Ihre Aufgabe:
Schreiben Sie die gesamte nachstehende Auflistung Zeile für Zeile wortgetreu ab.

Vorliegende Daten:
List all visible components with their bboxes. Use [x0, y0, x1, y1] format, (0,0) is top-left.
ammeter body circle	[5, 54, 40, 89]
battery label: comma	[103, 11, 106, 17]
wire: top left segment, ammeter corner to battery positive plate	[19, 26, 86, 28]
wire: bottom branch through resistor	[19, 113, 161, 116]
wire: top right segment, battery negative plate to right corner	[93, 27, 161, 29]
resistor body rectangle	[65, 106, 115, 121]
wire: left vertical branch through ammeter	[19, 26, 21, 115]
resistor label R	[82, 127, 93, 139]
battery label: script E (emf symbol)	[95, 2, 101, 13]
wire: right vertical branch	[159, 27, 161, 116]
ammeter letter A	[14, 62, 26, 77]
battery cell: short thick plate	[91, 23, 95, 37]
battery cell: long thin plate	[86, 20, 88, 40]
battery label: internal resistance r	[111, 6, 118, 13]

Antwort:
List all visible components with their bboxes. Use [x0, y0, x1, y1] format, (0,0) is top-left.
ammeter body circle	[5, 54, 40, 89]
battery label: comma	[103, 11, 106, 17]
wire: top left segment, ammeter corner to battery positive plate	[19, 26, 86, 28]
wire: bottom branch through resistor	[19, 113, 161, 116]
wire: top right segment, battery negative plate to right corner	[93, 27, 161, 29]
resistor body rectangle	[65, 106, 115, 121]
wire: left vertical branch through ammeter	[19, 26, 21, 115]
resistor label R	[82, 127, 93, 139]
battery label: script E (emf symbol)	[95, 2, 101, 13]
wire: right vertical branch	[159, 27, 161, 116]
ammeter letter A	[14, 62, 26, 77]
battery cell: short thick plate	[91, 23, 95, 37]
battery cell: long thin plate	[86, 20, 88, 40]
battery label: internal resistance r	[111, 6, 118, 13]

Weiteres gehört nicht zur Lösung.